Task description: Find every line in the records below that contains the word "arrow", and copy each such line.
**** Raw data
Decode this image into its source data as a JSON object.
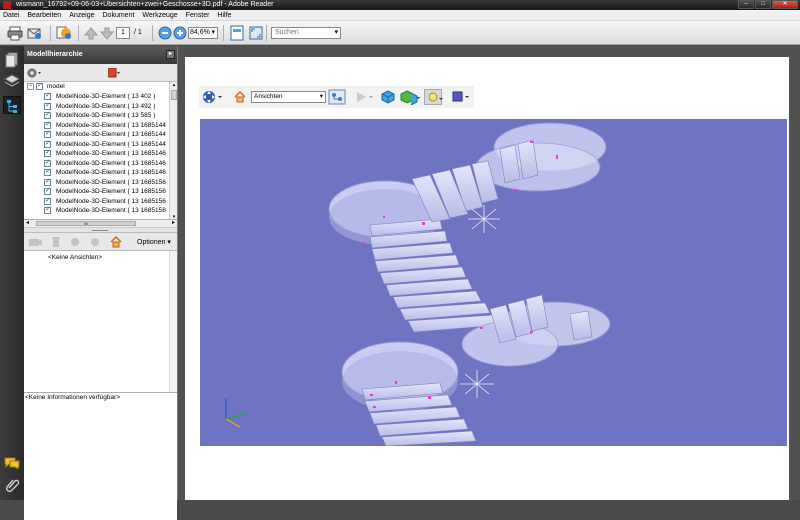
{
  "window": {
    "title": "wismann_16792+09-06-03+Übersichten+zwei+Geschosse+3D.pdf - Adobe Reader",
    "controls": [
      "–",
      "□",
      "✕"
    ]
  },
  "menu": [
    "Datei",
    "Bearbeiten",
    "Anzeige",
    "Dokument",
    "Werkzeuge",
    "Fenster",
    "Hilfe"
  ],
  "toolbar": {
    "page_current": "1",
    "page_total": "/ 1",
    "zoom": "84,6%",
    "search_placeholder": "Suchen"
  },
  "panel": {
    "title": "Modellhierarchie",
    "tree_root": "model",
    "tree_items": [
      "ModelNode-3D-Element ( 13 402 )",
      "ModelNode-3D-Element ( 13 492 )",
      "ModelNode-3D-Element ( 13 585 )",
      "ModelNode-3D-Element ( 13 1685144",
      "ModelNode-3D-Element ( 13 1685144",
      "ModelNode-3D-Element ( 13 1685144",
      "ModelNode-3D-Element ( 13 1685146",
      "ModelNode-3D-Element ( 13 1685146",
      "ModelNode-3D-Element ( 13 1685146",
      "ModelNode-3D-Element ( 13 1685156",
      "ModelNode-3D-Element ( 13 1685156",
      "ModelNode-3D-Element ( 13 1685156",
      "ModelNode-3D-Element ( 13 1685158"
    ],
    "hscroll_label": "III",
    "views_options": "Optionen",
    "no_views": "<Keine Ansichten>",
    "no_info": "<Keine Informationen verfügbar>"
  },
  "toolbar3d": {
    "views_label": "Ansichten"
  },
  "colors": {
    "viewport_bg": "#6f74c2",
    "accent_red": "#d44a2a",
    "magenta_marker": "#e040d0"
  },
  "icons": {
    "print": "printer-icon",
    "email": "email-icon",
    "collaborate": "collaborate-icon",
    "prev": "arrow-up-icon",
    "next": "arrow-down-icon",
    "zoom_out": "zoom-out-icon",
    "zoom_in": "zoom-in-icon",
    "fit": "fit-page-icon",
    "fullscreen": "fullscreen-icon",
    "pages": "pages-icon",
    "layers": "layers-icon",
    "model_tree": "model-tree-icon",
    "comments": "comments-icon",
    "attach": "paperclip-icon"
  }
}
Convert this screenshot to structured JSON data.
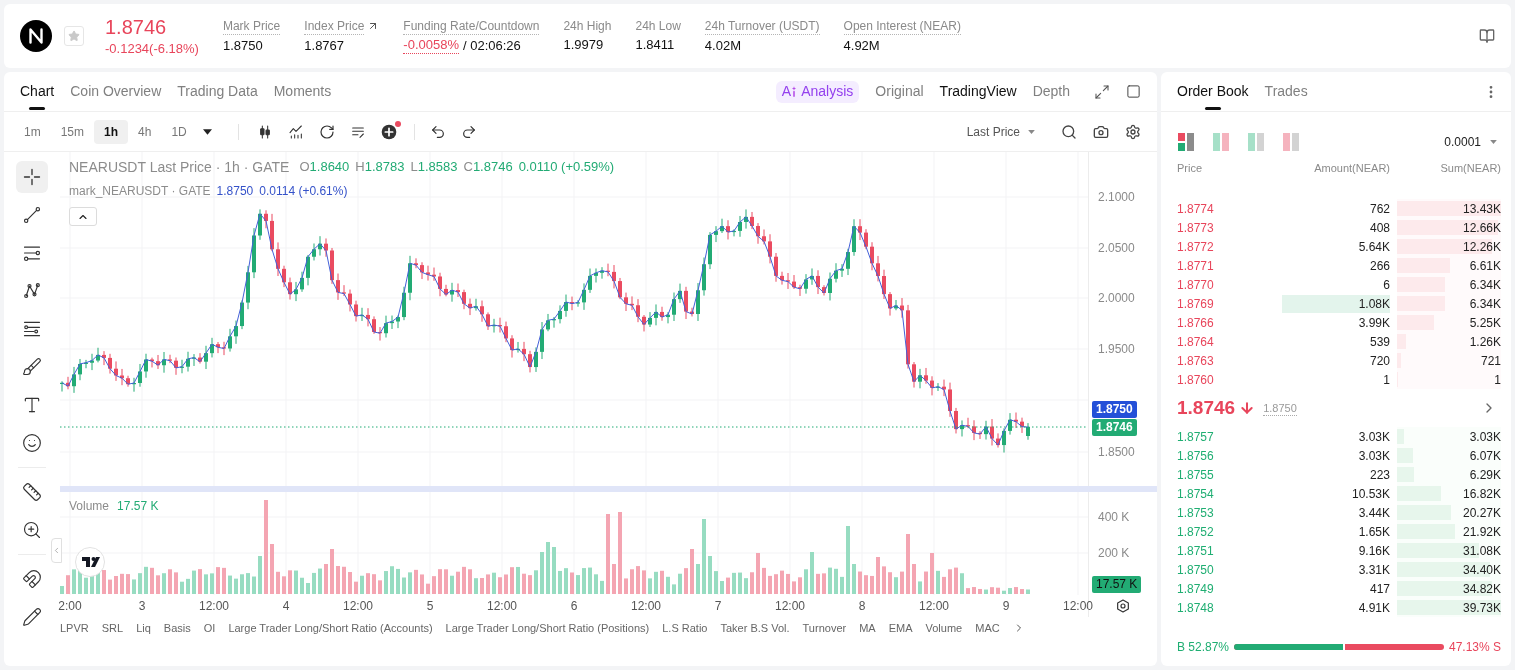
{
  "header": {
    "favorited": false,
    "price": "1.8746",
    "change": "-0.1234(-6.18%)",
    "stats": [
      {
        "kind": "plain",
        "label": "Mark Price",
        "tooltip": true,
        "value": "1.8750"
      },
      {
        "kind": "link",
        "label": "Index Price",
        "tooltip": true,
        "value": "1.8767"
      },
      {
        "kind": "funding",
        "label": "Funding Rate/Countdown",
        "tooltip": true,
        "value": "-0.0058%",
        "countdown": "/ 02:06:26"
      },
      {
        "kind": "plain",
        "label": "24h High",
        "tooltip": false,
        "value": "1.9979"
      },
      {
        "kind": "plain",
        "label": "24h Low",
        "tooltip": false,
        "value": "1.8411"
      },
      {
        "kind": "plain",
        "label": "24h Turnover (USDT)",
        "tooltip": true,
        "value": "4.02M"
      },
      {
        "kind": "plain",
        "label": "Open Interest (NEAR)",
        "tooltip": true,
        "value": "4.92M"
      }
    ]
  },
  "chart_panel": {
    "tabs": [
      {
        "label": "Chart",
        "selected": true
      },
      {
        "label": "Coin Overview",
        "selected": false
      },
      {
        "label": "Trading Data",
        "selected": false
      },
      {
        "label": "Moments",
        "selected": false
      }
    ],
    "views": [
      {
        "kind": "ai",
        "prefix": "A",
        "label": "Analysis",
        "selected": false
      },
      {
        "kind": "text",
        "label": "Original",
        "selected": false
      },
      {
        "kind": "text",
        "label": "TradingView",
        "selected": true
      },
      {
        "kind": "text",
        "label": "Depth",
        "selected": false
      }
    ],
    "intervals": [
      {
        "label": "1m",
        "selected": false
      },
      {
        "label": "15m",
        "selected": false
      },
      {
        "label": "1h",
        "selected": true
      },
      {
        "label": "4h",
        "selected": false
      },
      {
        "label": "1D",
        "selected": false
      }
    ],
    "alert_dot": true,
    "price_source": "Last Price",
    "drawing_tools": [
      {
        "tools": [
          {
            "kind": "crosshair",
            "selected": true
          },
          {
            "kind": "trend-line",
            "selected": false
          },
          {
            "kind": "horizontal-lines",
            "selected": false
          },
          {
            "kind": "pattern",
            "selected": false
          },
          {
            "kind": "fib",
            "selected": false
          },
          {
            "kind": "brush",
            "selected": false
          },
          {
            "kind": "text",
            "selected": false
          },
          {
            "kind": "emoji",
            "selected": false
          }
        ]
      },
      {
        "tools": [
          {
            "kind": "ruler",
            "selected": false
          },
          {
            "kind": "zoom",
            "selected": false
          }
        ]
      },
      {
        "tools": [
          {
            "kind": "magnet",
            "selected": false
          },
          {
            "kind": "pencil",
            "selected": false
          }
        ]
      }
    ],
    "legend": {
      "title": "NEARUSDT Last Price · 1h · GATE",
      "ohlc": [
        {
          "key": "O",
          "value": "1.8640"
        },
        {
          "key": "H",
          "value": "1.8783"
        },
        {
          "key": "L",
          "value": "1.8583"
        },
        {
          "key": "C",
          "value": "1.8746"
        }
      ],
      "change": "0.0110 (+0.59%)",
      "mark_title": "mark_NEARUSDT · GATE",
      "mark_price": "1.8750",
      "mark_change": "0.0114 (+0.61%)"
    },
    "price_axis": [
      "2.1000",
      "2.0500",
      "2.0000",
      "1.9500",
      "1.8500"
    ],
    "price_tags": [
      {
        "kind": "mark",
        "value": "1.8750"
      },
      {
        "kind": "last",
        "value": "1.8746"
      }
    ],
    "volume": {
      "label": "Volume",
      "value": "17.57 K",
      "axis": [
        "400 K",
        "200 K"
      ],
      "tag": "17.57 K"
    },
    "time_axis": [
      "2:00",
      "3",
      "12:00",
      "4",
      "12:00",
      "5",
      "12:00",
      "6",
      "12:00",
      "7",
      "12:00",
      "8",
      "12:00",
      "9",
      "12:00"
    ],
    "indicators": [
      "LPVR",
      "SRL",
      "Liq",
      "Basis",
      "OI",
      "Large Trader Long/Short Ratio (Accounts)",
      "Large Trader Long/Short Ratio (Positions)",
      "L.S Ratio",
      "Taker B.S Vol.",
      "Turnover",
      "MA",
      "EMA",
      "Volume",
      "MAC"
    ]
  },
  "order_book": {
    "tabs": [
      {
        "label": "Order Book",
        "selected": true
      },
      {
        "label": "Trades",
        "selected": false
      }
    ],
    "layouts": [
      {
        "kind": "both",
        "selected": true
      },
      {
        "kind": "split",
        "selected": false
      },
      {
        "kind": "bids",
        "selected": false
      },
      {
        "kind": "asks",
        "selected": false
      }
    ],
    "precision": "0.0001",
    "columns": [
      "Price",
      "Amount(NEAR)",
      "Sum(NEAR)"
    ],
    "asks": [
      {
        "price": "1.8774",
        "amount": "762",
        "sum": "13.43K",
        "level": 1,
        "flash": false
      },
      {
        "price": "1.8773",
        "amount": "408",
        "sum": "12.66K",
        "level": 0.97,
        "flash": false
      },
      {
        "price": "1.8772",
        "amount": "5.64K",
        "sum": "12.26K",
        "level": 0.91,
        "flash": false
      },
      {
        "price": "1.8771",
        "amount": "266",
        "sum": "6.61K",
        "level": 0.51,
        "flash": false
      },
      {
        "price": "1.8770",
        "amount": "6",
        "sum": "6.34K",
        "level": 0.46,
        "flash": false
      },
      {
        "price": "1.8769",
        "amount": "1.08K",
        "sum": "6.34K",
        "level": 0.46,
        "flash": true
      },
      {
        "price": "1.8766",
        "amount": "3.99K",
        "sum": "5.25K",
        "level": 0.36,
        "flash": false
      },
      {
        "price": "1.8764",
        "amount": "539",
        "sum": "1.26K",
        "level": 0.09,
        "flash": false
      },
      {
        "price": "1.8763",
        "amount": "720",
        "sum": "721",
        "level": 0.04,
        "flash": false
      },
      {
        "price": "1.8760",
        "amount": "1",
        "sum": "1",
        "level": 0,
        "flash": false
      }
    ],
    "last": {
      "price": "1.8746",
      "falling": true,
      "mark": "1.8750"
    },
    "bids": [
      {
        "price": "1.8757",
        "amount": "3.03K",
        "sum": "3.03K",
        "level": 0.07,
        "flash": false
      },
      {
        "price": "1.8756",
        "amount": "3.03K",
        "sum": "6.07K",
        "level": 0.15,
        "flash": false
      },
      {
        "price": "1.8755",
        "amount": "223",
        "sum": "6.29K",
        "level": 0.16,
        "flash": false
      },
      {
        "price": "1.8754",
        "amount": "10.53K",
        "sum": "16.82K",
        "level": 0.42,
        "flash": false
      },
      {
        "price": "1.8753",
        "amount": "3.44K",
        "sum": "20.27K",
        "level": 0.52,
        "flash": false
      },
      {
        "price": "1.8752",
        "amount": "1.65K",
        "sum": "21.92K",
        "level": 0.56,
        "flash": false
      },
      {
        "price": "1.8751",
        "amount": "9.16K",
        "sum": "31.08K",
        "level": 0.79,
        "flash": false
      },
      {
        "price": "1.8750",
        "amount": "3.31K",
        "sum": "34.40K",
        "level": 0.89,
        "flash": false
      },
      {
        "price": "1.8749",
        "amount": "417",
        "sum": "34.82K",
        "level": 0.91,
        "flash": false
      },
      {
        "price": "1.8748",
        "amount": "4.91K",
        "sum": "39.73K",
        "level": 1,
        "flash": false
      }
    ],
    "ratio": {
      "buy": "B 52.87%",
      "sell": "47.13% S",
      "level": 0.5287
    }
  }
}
********
Response:
    "prev": "arrow-up-icon",
    "next": "arrow-down-icon",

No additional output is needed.